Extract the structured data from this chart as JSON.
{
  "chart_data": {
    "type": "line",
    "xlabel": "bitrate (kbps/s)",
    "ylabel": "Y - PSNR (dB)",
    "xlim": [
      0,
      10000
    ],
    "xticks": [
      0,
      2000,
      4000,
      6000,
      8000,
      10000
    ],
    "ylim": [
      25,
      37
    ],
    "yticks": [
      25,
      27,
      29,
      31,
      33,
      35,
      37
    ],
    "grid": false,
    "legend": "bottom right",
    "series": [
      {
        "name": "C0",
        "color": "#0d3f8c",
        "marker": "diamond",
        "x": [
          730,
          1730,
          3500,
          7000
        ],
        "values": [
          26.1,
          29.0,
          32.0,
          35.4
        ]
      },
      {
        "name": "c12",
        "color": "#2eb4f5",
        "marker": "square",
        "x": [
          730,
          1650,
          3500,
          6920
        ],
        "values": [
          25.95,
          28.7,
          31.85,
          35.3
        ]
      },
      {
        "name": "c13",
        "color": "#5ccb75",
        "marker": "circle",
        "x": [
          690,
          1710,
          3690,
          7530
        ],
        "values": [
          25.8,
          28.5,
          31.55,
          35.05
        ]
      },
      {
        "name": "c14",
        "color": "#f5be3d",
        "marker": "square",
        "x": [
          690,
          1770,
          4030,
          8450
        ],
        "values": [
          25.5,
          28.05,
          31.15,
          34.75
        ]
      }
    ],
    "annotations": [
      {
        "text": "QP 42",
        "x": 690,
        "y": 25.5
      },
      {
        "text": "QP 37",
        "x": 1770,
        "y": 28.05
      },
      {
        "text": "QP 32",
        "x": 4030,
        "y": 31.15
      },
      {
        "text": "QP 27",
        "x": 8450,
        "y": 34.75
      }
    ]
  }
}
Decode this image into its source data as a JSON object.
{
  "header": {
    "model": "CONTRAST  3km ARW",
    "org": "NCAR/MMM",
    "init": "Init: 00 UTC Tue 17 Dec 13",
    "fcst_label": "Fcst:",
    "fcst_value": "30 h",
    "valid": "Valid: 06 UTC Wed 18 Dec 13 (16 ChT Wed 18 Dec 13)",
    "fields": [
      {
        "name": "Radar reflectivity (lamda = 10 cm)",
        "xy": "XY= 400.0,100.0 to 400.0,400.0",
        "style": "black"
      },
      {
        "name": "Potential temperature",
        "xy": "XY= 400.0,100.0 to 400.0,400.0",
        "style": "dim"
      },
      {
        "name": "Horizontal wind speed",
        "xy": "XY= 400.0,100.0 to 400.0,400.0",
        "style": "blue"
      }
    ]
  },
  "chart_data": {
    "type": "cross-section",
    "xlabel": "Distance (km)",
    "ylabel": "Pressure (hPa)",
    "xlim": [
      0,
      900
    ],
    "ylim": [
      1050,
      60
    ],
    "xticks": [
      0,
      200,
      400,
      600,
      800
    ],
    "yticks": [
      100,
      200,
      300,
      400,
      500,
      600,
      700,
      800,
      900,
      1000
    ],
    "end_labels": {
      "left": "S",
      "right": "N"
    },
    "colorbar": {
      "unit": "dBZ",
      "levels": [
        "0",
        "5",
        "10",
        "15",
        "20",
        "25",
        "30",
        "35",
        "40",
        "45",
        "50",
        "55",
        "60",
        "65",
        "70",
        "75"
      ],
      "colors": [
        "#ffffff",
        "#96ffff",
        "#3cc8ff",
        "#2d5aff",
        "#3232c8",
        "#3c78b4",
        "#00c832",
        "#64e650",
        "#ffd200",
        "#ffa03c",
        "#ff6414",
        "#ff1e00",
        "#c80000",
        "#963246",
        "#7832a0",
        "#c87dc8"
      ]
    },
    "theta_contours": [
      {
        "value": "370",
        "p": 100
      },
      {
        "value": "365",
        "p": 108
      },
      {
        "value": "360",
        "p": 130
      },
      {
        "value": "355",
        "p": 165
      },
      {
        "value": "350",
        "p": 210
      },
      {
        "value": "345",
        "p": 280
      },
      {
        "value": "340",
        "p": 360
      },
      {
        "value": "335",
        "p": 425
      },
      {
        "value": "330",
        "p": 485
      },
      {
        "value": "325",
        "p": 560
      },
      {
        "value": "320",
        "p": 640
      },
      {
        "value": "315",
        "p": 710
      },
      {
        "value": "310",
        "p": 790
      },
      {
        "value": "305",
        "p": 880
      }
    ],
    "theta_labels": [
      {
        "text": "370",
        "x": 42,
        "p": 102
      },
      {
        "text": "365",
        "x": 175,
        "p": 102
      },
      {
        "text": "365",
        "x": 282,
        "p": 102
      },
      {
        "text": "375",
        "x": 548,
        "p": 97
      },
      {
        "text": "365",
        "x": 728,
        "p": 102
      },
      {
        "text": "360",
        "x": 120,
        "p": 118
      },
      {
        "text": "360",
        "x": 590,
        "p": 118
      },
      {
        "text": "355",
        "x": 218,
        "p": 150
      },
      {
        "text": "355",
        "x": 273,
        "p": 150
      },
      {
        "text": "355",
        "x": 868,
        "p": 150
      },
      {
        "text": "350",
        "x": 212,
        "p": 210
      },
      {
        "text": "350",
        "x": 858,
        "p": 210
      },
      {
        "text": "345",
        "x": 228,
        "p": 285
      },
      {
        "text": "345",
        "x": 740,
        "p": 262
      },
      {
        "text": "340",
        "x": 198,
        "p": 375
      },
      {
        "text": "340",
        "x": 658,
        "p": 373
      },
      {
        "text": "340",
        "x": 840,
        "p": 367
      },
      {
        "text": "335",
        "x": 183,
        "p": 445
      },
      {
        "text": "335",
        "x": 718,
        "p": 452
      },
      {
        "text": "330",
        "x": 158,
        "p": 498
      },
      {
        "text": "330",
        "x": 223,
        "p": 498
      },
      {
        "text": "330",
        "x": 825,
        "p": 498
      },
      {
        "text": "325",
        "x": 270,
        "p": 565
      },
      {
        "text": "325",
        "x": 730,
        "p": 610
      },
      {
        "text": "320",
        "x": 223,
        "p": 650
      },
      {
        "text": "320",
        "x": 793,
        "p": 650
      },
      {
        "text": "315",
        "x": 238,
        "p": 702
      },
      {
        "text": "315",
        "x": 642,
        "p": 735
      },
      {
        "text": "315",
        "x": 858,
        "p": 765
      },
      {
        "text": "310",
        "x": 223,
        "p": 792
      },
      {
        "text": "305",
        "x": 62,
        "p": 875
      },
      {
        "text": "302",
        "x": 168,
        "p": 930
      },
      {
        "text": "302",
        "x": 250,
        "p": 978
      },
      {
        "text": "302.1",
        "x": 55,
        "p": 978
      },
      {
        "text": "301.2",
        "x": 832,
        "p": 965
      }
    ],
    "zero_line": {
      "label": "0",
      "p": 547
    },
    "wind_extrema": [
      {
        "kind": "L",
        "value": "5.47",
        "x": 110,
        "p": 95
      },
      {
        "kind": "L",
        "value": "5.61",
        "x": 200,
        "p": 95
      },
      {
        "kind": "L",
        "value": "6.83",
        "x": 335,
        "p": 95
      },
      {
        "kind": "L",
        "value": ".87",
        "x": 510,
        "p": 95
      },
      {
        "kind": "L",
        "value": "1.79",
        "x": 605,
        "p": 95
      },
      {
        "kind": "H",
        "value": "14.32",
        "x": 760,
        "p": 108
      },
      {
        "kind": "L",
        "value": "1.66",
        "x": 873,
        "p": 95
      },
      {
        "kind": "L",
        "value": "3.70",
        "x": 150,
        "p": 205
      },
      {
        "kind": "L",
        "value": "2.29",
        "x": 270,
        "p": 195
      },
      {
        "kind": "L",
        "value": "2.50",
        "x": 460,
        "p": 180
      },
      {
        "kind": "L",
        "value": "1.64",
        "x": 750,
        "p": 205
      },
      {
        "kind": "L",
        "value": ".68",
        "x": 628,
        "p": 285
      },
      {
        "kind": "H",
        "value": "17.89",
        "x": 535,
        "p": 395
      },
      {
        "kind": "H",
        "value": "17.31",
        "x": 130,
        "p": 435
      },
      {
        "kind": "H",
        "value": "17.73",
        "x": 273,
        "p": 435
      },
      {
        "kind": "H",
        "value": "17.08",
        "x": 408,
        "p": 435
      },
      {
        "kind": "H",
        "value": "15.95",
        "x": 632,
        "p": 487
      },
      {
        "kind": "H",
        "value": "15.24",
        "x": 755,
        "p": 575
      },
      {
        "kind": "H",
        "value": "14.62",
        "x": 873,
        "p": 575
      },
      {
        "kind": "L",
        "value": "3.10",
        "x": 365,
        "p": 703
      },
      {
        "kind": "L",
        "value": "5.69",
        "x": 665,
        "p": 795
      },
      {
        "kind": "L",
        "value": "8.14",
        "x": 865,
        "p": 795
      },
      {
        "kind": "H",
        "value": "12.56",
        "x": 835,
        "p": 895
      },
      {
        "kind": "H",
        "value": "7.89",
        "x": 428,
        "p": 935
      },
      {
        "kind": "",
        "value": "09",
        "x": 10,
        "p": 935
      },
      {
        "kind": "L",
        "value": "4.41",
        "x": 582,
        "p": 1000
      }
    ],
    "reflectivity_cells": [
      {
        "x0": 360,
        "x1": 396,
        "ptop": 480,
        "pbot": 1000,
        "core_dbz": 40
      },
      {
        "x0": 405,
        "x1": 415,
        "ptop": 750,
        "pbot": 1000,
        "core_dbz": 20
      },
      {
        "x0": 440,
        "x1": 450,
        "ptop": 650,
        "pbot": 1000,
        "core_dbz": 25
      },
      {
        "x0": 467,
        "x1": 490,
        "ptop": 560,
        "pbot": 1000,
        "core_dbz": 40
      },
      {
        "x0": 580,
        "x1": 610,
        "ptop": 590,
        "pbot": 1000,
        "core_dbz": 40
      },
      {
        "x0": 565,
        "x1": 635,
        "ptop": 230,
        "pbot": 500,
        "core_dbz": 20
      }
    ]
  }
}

Direction
Gather every line from the entries above where the word "JSON" appears, and copy them.

Completed task
Extract the structured data from this chart as JSON.
Decode this image into its source data as a JSON object.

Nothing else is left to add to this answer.